→ Short problem
Below are records to be output exactly, every one of them.

→ Information provided
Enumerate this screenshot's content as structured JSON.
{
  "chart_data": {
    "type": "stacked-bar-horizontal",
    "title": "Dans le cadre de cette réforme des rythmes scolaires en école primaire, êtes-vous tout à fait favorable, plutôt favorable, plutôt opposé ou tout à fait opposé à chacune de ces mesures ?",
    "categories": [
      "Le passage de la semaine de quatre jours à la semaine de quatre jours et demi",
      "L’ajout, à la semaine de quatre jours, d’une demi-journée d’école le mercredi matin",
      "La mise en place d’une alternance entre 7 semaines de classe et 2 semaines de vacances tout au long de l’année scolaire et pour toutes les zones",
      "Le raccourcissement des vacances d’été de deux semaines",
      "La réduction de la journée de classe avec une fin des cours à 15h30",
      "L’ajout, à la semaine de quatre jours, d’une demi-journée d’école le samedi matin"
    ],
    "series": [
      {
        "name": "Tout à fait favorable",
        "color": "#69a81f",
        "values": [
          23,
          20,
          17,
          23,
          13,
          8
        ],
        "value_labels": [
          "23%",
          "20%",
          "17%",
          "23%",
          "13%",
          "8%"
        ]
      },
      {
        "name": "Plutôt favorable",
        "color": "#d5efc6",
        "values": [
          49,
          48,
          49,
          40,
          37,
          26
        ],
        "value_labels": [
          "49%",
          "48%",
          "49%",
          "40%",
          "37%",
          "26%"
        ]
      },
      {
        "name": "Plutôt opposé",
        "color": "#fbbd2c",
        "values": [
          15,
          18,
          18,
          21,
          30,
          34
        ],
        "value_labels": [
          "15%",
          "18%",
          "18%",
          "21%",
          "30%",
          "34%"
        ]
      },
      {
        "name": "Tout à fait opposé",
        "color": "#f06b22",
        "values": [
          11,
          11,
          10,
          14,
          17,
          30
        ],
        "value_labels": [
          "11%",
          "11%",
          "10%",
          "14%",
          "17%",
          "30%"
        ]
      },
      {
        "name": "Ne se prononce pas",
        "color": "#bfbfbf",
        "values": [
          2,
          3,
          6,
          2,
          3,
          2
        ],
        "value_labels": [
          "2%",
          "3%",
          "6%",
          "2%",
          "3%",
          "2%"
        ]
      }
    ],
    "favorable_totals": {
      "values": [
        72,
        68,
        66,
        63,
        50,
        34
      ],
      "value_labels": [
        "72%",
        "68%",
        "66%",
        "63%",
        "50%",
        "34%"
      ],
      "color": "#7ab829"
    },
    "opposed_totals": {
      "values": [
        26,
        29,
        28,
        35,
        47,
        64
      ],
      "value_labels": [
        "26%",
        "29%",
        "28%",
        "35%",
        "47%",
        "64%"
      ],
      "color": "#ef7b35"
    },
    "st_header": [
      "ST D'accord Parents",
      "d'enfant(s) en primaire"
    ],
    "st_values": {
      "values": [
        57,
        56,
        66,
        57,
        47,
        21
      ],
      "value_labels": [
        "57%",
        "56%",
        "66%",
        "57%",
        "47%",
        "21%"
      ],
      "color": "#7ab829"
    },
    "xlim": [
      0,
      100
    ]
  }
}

→ Answer to the task
Enumerate this screenshot's content as structured JSON.
{
  "chart_data": {
    "type": "stacked-bar-horizontal",
    "title": "Dans le cadre de cette réforme des rythmes scolaires en école primaire, êtes-vous tout à fait favorable, plutôt favorable, plutôt opposé ou tout à fait opposé à chacune de ces mesures ?",
    "categories": [
      "Le passage de la semaine de quatre jours à la semaine de quatre jours et demi",
      "L’ajout, à la semaine de quatre jours, d’une demi-journée d’école le mercredi matin",
      "La mise en place d’une alternance entre 7 semaines de classe et 2 semaines de vacances tout au long de l’année scolaire et pour toutes les zones",
      "Le raccourcissement des vacances d’été de deux semaines",
      "La réduction de la journée de classe avec une fin des cours à 15h30",
      "L’ajout, à la semaine de quatre jours, d’une demi-journée d’école le samedi matin"
    ],
    "series": [
      {
        "name": "Tout à fait favorable",
        "color": "#69a81f",
        "values": [
          23,
          20,
          17,
          23,
          13,
          8
        ],
        "value_labels": [
          "23%",
          "20%",
          "17%",
          "23%",
          "13%",
          "8%"
        ]
      },
      {
        "name": "Plutôt favorable",
        "color": "#d5efc6",
        "values": [
          49,
          48,
          49,
          40,
          37,
          26
        ],
        "value_labels": [
          "49%",
          "48%",
          "49%",
          "40%",
          "37%",
          "26%"
        ]
      },
      {
        "name": "Plutôt opposé",
        "color": "#fbbd2c",
        "values": [
          15,
          18,
          18,
          21,
          30,
          34
        ],
        "value_labels": [
          "15%",
          "18%",
          "18%",
          "21%",
          "30%",
          "34%"
        ]
      },
      {
        "name": "Tout à fait opposé",
        "color": "#f06b22",
        "values": [
          11,
          11,
          10,
          14,
          17,
          30
        ],
        "value_labels": [
          "11%",
          "11%",
          "10%",
          "14%",
          "17%",
          "30%"
        ]
      },
      {
        "name": "Ne se prononce pas",
        "color": "#bfbfbf",
        "values": [
          2,
          3,
          6,
          2,
          3,
          2
        ],
        "value_labels": [
          "2%",
          "3%",
          "6%",
          "2%",
          "3%",
          "2%"
        ]
      }
    ],
    "favorable_totals": {
      "values": [
        72,
        68,
        66,
        63,
        50,
        34
      ],
      "value_labels": [
        "72%",
        "68%",
        "66%",
        "63%",
        "50%",
        "34%"
      ],
      "color": "#7ab829"
    },
    "opposed_totals": {
      "values": [
        26,
        29,
        28,
        35,
        47,
        64
      ],
      "value_labels": [
        "26%",
        "29%",
        "28%",
        "35%",
        "47%",
        "64%"
      ],
      "color": "#ef7b35"
    },
    "st_header": [
      "ST D'accord Parents",
      "d'enfant(s) en primaire"
    ],
    "st_values": {
      "values": [
        57,
        56,
        66,
        57,
        47,
        21
      ],
      "value_labels": [
        "57%",
        "56%",
        "66%",
        "57%",
        "47%",
        "21%"
      ],
      "color": "#7ab829"
    },
    "xlim": [
      0,
      100
    ]
  }
}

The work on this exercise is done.